◆ To do ◆
Read the listing below and copy out every line that holds "always".

[Data entries]
>> Begin

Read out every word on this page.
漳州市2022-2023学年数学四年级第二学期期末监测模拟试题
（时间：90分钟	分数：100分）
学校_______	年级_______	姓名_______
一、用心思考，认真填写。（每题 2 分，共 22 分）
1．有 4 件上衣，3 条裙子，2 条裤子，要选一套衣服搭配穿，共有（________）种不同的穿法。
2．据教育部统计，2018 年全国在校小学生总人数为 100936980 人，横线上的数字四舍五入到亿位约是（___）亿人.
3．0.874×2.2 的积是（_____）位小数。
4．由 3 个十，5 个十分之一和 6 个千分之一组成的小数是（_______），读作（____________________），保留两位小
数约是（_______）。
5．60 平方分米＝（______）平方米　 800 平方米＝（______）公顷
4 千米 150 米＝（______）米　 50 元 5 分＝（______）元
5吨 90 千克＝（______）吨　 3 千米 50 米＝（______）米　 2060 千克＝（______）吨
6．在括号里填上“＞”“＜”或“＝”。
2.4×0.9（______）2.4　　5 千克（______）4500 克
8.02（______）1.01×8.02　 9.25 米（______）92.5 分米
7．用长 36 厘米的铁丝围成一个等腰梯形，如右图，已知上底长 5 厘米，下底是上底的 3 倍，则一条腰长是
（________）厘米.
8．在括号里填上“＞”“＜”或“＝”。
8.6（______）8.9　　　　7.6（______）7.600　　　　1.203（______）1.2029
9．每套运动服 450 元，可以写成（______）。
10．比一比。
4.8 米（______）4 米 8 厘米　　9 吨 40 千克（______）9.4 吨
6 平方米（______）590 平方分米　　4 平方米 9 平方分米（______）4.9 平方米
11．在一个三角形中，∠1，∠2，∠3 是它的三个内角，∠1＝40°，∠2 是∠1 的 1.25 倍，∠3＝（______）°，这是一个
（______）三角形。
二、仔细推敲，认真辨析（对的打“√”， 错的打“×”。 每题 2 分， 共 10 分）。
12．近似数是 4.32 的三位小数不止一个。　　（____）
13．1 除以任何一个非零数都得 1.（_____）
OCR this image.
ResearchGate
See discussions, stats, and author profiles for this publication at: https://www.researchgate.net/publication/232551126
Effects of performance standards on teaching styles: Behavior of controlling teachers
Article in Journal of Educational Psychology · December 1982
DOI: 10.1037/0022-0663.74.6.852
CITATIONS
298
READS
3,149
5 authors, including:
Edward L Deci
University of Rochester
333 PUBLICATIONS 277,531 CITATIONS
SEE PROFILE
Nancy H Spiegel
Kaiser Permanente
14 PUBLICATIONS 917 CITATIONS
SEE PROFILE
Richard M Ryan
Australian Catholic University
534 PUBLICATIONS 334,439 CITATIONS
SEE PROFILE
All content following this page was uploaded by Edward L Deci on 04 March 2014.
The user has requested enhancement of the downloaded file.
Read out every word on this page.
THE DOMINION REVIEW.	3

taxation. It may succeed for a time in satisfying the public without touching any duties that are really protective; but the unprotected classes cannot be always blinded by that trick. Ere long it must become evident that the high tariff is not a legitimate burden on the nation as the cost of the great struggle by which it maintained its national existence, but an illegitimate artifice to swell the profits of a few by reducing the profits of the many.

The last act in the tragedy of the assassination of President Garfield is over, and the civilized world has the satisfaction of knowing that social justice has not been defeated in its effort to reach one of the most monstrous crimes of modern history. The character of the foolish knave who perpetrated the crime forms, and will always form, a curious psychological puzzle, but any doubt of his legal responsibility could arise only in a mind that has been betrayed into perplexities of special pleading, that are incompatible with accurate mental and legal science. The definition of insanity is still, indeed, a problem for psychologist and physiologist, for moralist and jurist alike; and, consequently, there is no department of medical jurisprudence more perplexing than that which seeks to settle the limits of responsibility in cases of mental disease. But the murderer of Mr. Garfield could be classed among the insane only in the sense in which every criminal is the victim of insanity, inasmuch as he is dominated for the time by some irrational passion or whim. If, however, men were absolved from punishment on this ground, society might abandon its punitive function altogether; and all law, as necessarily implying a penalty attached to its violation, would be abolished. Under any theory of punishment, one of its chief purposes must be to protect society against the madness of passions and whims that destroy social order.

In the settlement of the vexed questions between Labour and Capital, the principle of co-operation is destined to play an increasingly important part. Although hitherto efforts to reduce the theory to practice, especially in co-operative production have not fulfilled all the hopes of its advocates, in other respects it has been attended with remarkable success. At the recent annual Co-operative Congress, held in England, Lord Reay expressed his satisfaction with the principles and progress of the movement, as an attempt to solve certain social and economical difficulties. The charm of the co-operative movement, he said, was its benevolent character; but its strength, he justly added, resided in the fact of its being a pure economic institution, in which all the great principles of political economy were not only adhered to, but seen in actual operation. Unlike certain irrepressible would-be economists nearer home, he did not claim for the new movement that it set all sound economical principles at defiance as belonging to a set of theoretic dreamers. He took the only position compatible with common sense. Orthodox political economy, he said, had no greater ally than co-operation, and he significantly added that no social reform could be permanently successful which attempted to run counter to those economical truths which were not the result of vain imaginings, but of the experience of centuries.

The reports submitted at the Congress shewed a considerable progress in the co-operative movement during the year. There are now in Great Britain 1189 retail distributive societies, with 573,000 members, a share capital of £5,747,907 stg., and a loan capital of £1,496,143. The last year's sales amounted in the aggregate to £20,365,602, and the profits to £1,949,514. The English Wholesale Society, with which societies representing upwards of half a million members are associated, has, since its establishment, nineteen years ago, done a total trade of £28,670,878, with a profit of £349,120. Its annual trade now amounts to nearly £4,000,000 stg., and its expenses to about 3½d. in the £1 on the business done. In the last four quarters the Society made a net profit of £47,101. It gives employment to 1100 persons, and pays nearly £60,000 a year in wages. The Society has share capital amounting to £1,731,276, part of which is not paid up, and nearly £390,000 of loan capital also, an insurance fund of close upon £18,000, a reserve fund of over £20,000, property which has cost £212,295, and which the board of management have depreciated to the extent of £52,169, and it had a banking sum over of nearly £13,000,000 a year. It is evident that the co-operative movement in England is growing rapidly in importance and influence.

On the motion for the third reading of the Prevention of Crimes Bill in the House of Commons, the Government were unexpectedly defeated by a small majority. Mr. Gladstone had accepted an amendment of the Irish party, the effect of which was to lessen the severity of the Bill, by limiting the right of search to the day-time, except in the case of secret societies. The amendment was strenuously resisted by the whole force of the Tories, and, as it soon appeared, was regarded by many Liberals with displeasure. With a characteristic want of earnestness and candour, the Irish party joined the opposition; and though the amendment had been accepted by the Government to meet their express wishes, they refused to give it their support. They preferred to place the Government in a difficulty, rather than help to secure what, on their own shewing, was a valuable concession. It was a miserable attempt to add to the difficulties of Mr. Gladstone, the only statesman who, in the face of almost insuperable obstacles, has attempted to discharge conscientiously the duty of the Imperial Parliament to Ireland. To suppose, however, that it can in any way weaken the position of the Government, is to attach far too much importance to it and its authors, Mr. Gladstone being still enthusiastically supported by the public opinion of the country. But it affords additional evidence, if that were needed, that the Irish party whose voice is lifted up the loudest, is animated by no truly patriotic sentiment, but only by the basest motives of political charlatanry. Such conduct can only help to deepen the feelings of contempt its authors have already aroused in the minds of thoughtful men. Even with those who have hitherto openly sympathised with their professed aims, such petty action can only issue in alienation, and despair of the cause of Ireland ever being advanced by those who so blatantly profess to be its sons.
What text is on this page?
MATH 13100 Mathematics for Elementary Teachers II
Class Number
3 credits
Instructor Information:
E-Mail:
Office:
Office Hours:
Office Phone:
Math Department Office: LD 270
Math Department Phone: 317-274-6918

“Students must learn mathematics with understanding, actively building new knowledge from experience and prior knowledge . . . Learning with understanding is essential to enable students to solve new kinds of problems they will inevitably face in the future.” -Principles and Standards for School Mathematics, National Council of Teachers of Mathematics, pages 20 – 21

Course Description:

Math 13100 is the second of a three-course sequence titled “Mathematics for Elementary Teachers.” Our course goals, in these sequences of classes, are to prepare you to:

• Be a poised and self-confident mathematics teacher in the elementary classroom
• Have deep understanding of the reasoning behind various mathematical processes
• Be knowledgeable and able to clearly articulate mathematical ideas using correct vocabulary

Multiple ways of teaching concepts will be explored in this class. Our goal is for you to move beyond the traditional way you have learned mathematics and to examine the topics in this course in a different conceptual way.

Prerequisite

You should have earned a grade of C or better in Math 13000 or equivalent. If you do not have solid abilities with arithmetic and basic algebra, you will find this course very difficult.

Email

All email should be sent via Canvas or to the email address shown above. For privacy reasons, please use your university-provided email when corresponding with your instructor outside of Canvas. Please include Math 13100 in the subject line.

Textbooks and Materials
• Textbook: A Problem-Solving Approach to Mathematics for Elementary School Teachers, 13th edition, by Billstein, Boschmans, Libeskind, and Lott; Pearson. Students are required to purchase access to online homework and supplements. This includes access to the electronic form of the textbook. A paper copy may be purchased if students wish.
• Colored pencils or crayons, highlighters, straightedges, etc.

>> End

◆ Exercise answer ◆
taxation. It may succeed for a time in satisfying the public without touching any duties that are really protective; but the unprotected classes cannot be always blinded by that trick. Ere long it must become evident that the high tariff is not a legitimate burden on the nation as the cost of the great struggle by which it maintained its national existence, but an illegitimate artifice to swell the profits of a few by reducing the profits of the many.
The last act in the tragedy of the assassination of President Garfield is over, and the civilized world has the satisfaction of knowing that social justice has not been defeated in its effort to reach one of the most monstrous crimes of modern history. The character of the foolish knave who perpetrated the crime forms, and will always form, a curious psychological puzzle, but any doubt of his legal responsibility could arise only in a mind that has been betrayed into perplexities of special pleading, that are incompatible with accurate mental and legal science. The definition of insanity is still, indeed, a problem for psychologist and physiologist, for moralist and jurist alike; and, consequently, there is no department of medical jurisprudence more perplexing than that which seeks to settle the limits of responsibility in cases of mental disease. But the murderer of Mr. Garfield could be classed among the insane only in the sense in which every criminal is the victim of insanity, inasmuch as he is dominated for the time by some irrational passion or whim. If, however, men were absolved from punishment on this ground, society might abandon its punitive function altogether; and all law, as necessarily implying a penalty attached to its violation, would be abolished. Under any theory of punishment, one of its chief purposes must be to protect society against the madness of passions and whims that destroy social order.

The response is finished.